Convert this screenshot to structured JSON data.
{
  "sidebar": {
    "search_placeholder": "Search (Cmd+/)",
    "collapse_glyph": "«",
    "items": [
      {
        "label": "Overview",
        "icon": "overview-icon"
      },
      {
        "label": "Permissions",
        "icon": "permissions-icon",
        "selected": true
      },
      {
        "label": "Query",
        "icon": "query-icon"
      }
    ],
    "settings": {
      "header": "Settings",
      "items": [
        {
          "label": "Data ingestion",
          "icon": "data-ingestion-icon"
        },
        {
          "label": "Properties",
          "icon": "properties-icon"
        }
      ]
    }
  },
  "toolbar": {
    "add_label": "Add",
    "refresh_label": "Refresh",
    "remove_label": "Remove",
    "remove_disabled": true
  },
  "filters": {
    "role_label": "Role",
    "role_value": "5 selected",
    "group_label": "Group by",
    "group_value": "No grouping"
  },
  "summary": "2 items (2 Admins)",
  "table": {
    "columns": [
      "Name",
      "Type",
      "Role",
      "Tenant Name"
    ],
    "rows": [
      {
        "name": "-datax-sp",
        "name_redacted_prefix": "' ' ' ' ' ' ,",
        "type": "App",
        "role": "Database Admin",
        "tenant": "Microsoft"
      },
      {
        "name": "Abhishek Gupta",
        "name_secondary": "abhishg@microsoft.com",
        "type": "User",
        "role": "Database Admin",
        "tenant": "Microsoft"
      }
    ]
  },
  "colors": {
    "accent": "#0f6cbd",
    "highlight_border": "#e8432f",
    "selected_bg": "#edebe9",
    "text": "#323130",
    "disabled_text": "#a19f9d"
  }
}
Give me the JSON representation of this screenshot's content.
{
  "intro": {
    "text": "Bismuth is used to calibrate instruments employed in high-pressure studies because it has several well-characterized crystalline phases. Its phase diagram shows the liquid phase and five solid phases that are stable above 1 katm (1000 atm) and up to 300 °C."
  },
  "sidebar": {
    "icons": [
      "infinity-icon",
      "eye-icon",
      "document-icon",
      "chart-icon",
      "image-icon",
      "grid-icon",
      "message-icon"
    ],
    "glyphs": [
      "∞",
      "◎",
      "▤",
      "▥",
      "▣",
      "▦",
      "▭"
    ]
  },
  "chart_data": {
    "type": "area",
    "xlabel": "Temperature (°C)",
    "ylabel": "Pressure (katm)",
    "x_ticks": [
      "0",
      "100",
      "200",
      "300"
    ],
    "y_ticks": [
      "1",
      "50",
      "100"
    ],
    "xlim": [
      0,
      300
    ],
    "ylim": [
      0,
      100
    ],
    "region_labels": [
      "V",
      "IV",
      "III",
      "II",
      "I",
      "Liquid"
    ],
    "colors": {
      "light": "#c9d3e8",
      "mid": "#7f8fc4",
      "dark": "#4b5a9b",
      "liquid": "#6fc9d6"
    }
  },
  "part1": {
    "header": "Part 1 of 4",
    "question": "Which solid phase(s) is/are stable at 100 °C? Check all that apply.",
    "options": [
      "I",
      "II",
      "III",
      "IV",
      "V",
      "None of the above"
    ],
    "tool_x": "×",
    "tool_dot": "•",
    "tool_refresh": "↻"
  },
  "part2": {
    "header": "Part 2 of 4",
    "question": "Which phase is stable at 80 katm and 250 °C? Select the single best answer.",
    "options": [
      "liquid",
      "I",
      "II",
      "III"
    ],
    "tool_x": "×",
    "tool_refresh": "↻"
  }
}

◆ ◆ ◆ ◆ ◆

WRITTEN REQUEST ->
Of the lines above, how many include the word "this"? Reply with the number only.

EXERCISE OUTPUT ->
2